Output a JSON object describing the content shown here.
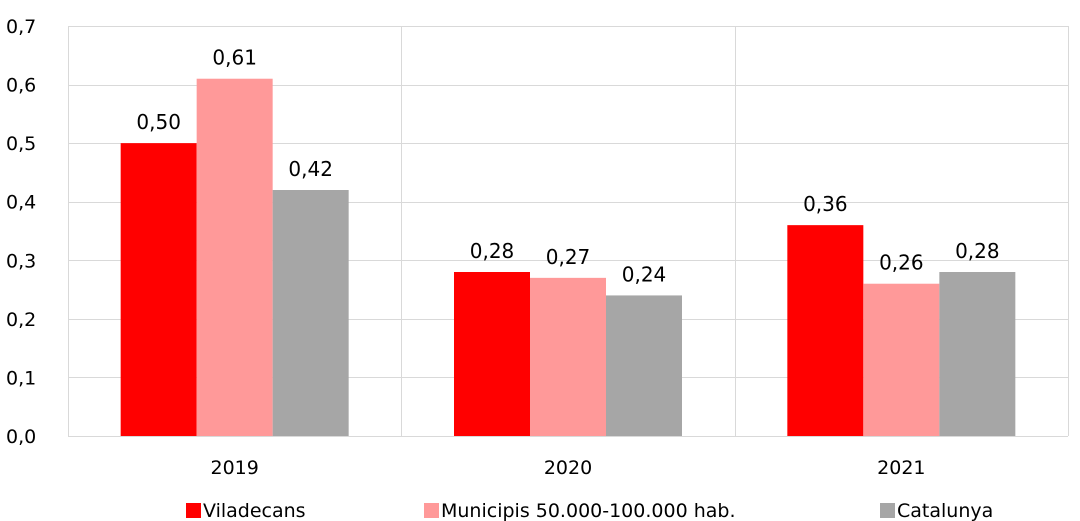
{
  "chart_data": {
    "type": "bar",
    "categories": [
      "2019",
      "2020",
      "2021"
    ],
    "series": [
      {
        "name": "Viladecans",
        "values": [
          0.5,
          0.28,
          0.36
        ],
        "labels": [
          "0,50",
          "0,28",
          "0,36"
        ],
        "color": "#FF0000"
      },
      {
        "name": "Municipis 50.000-100.000 hab.",
        "values": [
          0.61,
          0.27,
          0.26
        ],
        "labels": [
          "0,61",
          "0,27",
          "0,26"
        ],
        "color": "#FF9999"
      },
      {
        "name": "Catalunya",
        "values": [
          0.42,
          0.24,
          0.28
        ],
        "labels": [
          "0,42",
          "0,24",
          "0,28"
        ],
        "color": "#A6A6A6"
      }
    ],
    "ylim": [
      0,
      0.7
    ],
    "yticks": [
      0,
      0.1,
      0.2,
      0.3,
      0.4,
      0.5,
      0.6,
      0.7
    ],
    "ytick_labels": [
      "0,0",
      "0,1",
      "0,2",
      "0,3",
      "0,4",
      "0,5",
      "0,6",
      "0,7"
    ],
    "title": "",
    "xlabel": "",
    "ylabel": "",
    "grid": true,
    "legend_position": "bottom"
  }
}
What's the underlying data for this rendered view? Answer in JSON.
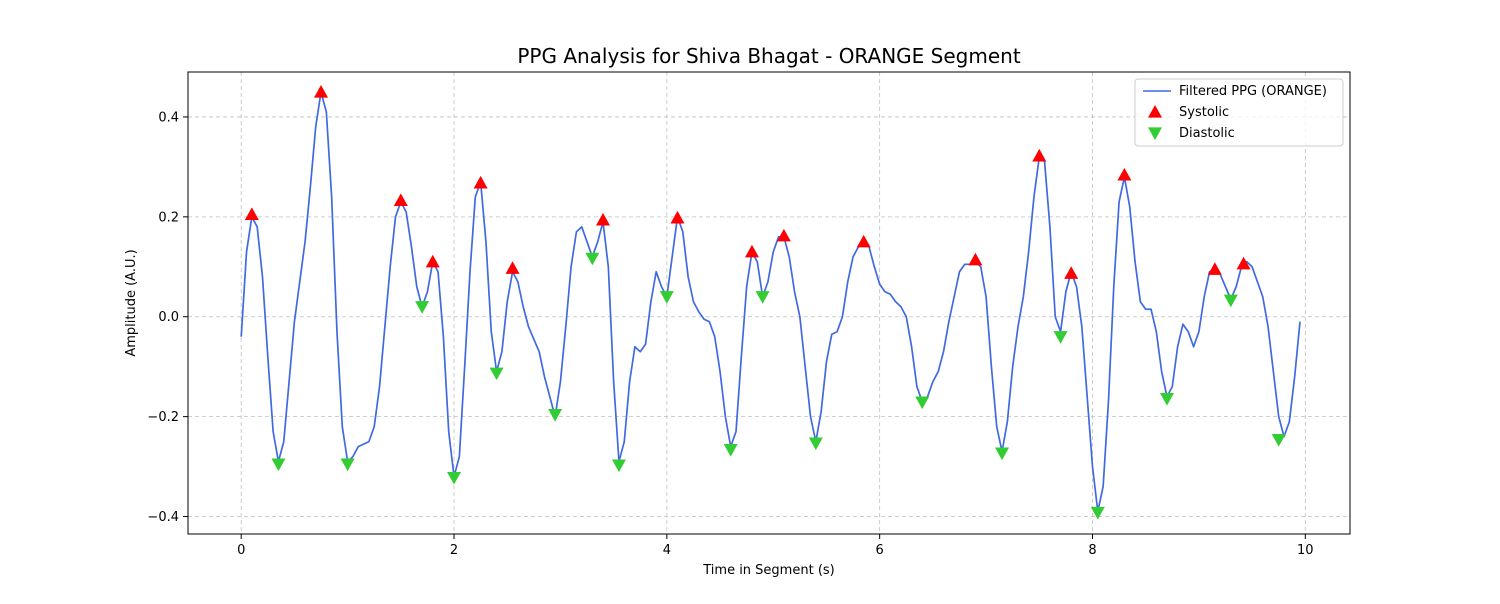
= = = = =
• [STATED TASK]
The answer is a single number, the count of lines in the records that contain the string "name".

• [SOLUTION]
3